Required task: Go through the material and write it all out exactly, minus the pictures.

[Raw records]

━━━━━━━━━━━━━━━━━━━━

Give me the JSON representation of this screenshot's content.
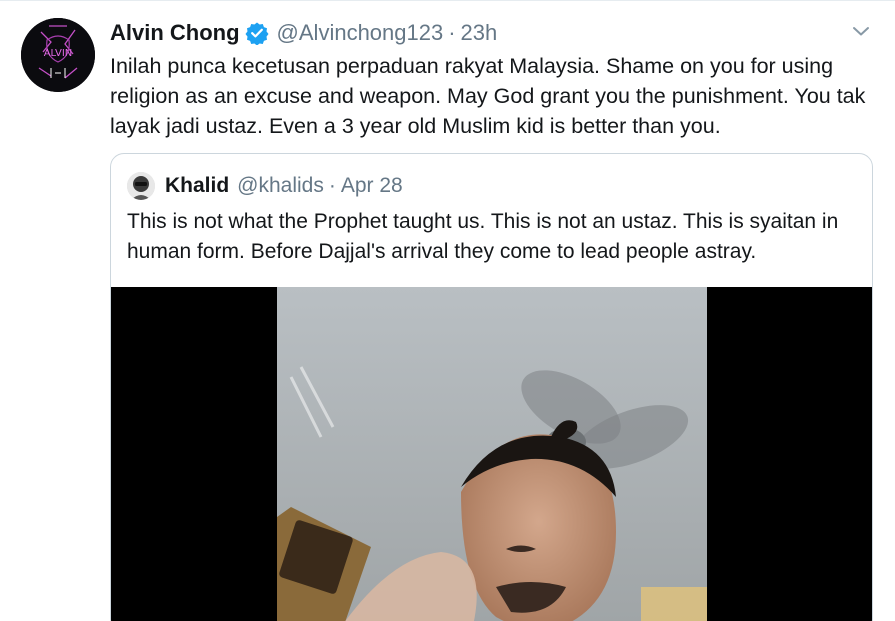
{
  "tweet": {
    "display_name": "Alvin Chong",
    "handle": "@Alvinchong123",
    "separator": "·",
    "time": "23h",
    "text": "Inilah punca kecetusan perpaduan rakyat Malaysia. Shame on you for using religion as an excuse and weapon. May God grant you the punishment. You tak layak jadi ustaz. Even a 3 year old Muslim kid is better than you.",
    "avatar_text": "ALVIN",
    "verified_icon": "verified-badge-icon",
    "menu_icon": "chevron-down-icon"
  },
  "quote": {
    "display_name": "Khalid",
    "handle": "@khalids",
    "separator": "·",
    "time": "Apr 28",
    "text": "This is not what the Prophet taught us. This is not an ustaz. This is syaitan in human form. Before Dajjal's arrival they come to lead people astray."
  },
  "colors": {
    "accent": "#1da1f2",
    "secondary_text": "#657786",
    "border": "#ccd6dd",
    "avatar_neon": "#d65bd9"
  }
}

━━━━━━━━━━━━━━━━━━━━

Solution for this task:
Give me the JSON representation of this screenshot's content.
{
  "tweet": {
    "display_name": "Alvin Chong",
    "handle": "@Alvinchong123",
    "separator": "·",
    "time": "23h",
    "text": "Inilah punca kecetusan perpaduan rakyat Malaysia. Shame on you for using religion as an excuse and weapon. May God grant you the punishment. You tak layak jadi ustaz. Even a 3 year old Muslim kid is better than you.",
    "avatar_text": "ALVIN",
    "verified_icon": "verified-badge-icon",
    "menu_icon": "chevron-down-icon"
  },
  "quote": {
    "display_name": "Khalid",
    "handle": "@khalids",
    "separator": "·",
    "time": "Apr 28",
    "text": "This is not what the Prophet taught us. This is not an ustaz. This is syaitan in human form. Before Dajjal's arrival they come to lead people astray."
  },
  "colors": {
    "accent": "#1da1f2",
    "secondary_text": "#657786",
    "border": "#ccd6dd",
    "avatar_neon": "#d65bd9"
  }
}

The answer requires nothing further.